> _Objective_
Find the string "this" in the entries and copy each line that has it.

> _Entries_
-- START --

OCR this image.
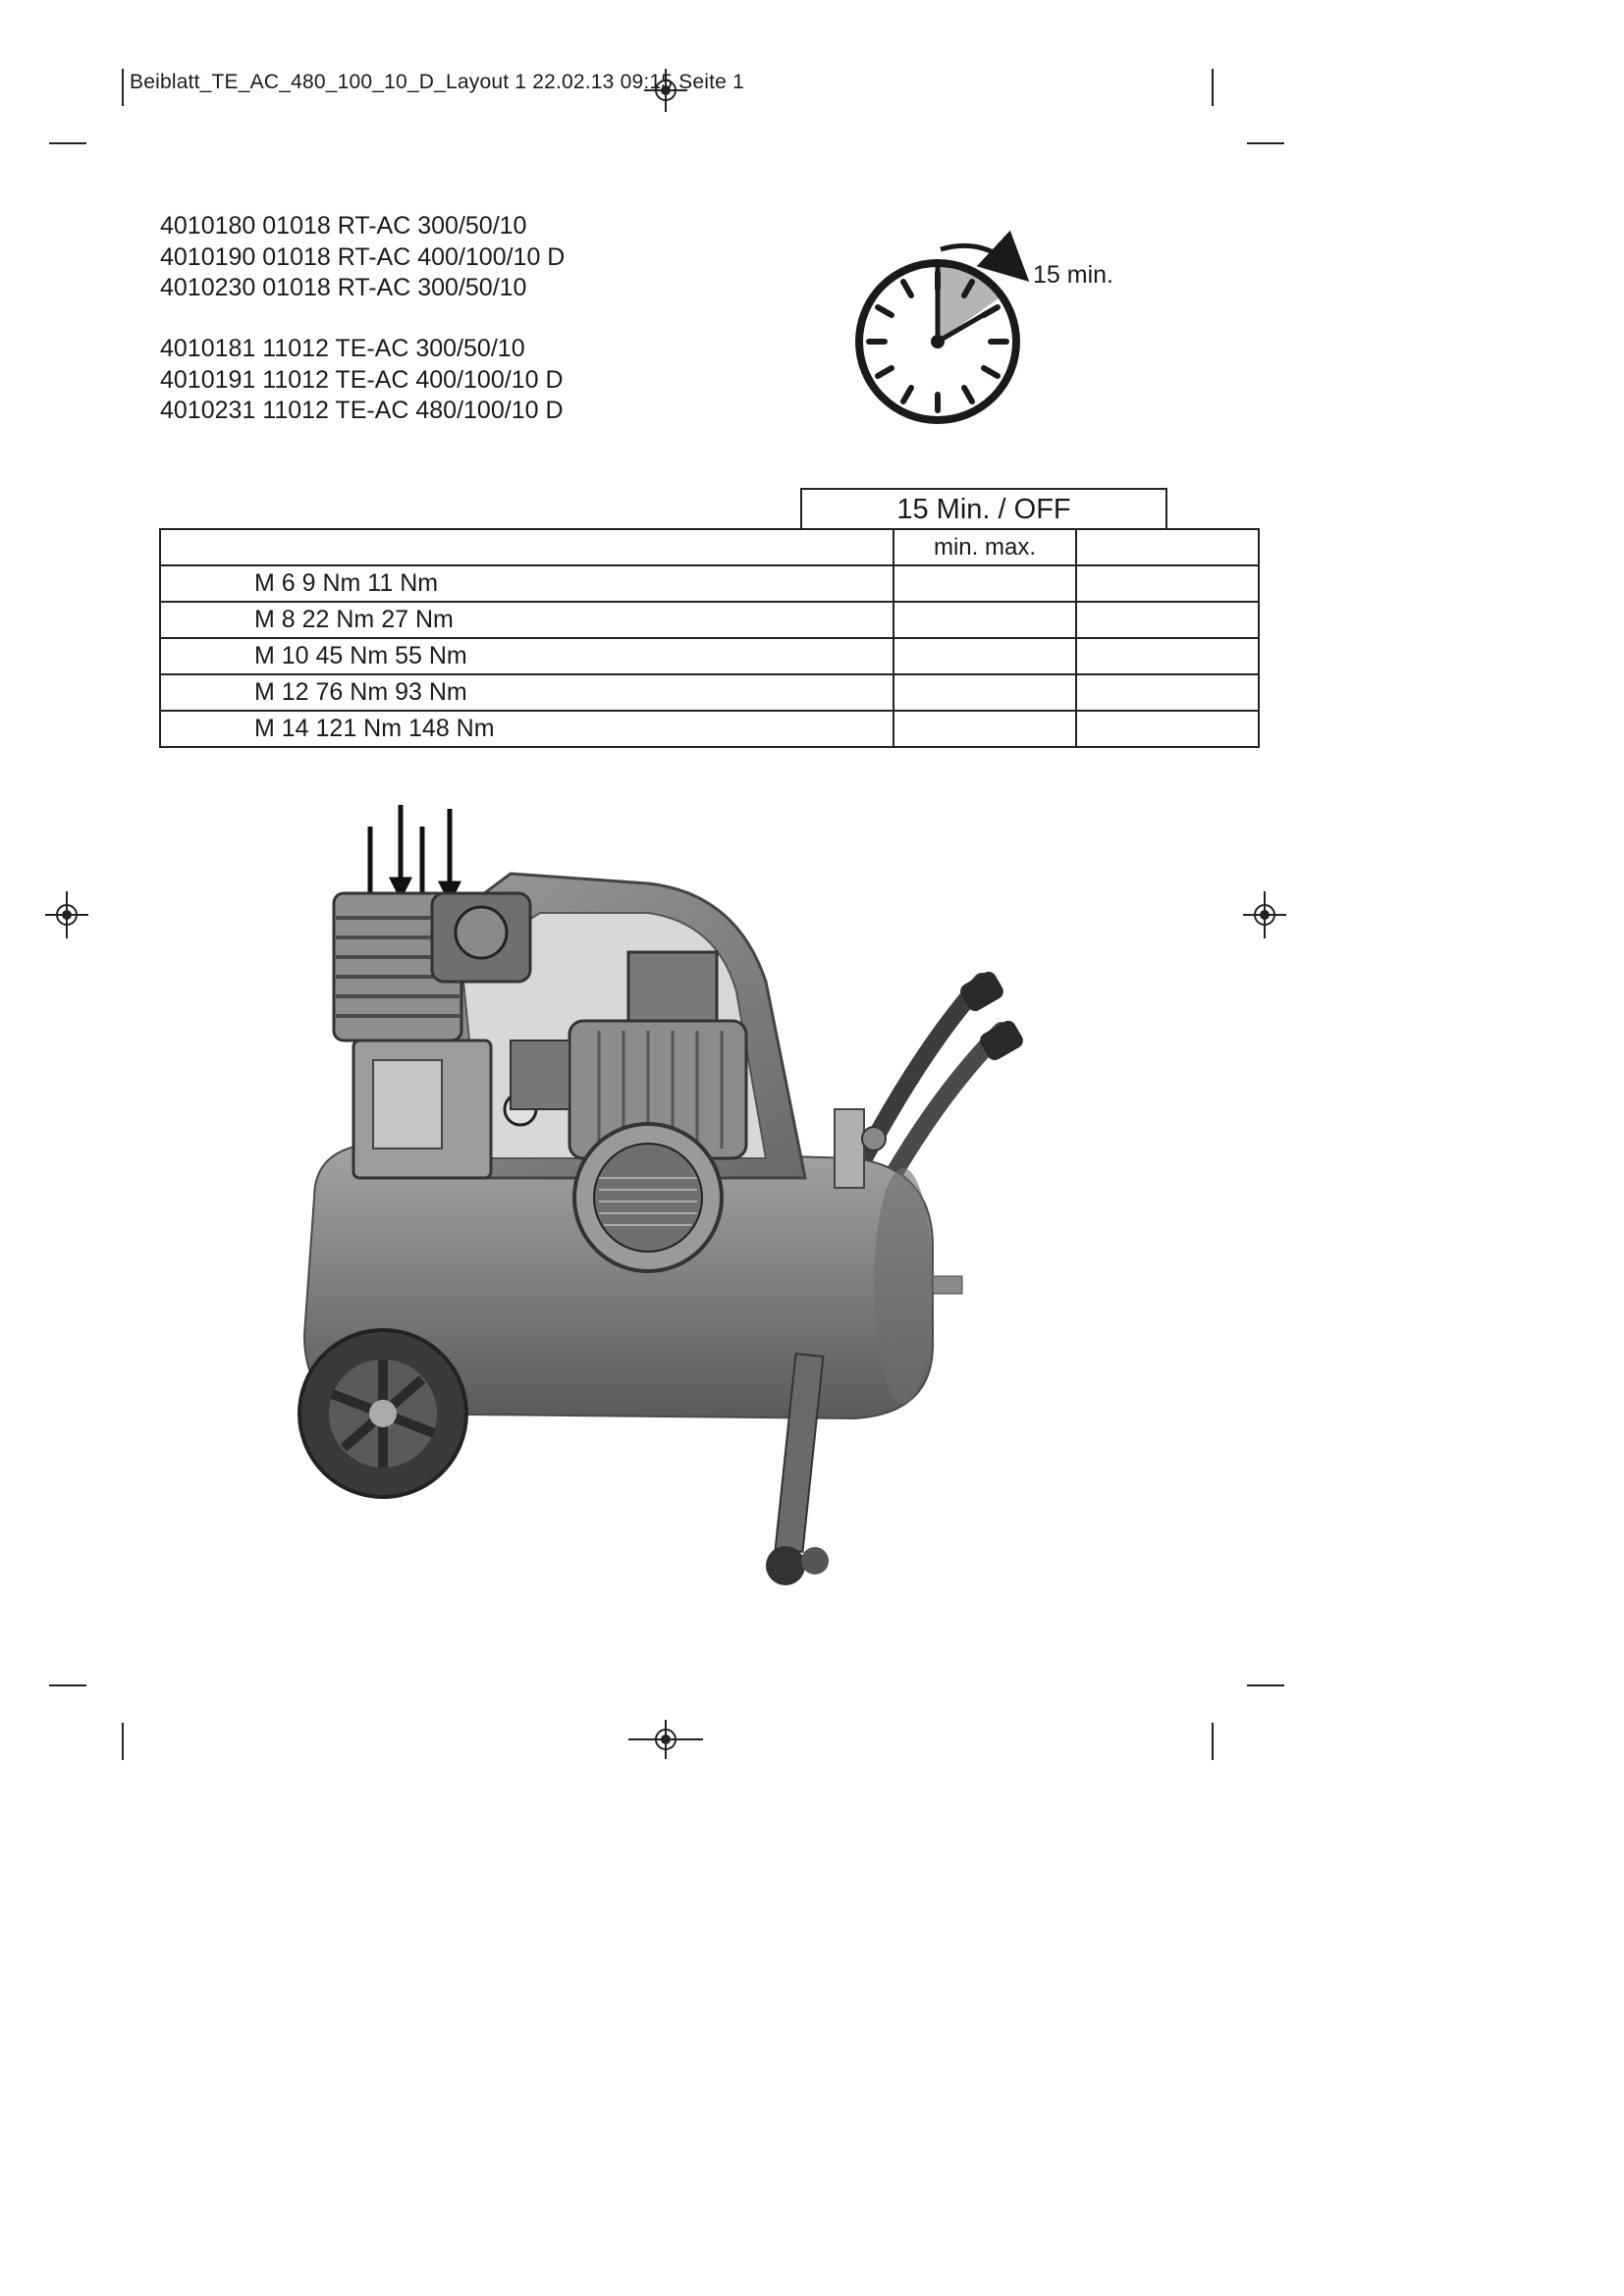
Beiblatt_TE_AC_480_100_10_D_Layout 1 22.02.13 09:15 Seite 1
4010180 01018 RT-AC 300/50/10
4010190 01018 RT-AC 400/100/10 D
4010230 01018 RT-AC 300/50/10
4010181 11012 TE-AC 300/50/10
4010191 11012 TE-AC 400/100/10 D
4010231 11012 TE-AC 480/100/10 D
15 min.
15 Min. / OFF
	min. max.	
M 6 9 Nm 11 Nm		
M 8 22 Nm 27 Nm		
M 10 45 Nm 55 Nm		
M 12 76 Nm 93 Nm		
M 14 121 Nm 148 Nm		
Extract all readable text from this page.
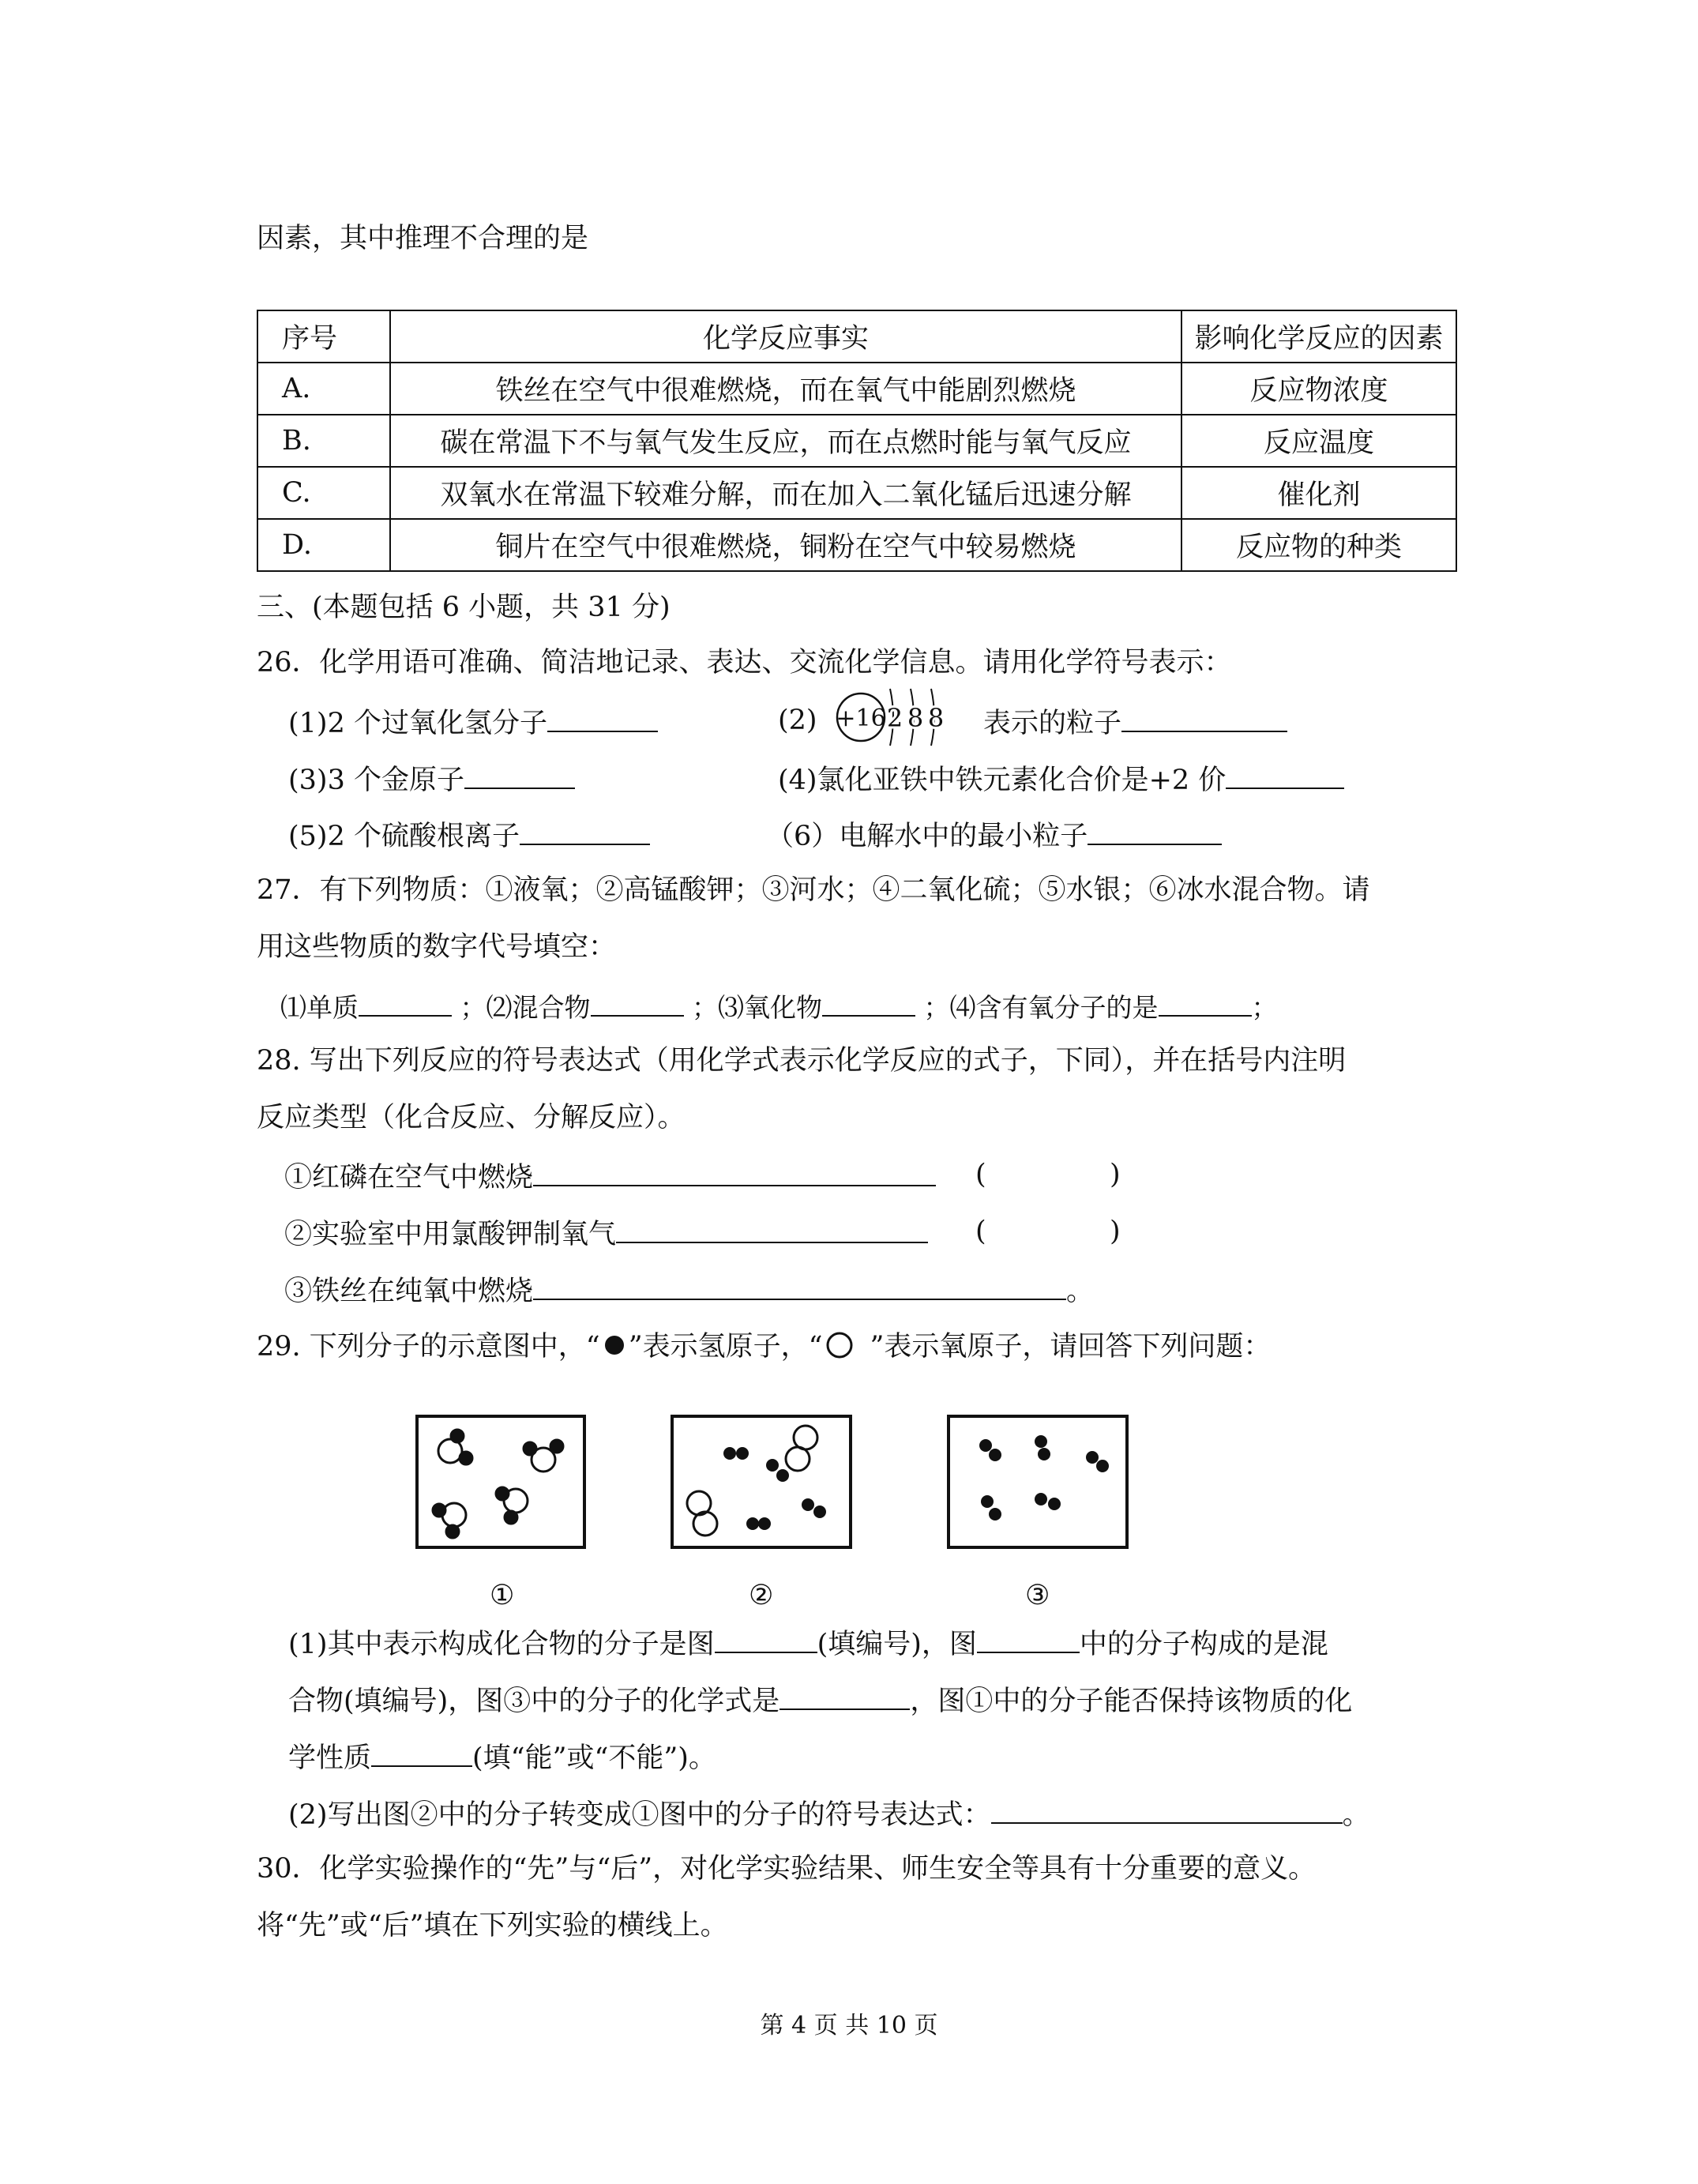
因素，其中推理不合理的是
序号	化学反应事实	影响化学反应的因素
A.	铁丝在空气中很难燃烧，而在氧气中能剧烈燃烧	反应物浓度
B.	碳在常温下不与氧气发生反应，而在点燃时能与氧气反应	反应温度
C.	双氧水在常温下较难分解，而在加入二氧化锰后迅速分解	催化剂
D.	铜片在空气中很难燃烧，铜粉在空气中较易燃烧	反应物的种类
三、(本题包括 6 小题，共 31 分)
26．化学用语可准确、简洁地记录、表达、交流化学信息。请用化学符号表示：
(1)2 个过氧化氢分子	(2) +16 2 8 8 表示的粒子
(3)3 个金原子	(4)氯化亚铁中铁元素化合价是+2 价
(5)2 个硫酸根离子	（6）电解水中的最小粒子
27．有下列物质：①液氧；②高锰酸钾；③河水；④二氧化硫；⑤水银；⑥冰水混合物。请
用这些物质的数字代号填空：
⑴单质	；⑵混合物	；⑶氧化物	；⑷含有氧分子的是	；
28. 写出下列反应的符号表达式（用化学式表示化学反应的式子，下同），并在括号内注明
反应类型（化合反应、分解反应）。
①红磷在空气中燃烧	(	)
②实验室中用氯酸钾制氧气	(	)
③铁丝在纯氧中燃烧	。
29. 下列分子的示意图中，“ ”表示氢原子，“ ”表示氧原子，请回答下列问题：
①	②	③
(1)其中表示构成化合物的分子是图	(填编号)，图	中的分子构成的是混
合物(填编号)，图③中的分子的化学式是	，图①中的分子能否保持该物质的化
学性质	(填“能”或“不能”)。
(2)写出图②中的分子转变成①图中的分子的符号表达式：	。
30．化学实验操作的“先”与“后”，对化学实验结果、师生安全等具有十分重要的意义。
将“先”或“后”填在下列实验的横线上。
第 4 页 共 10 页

-- END --

> _Reply_
OCR this image.
Extract all readable text from this page.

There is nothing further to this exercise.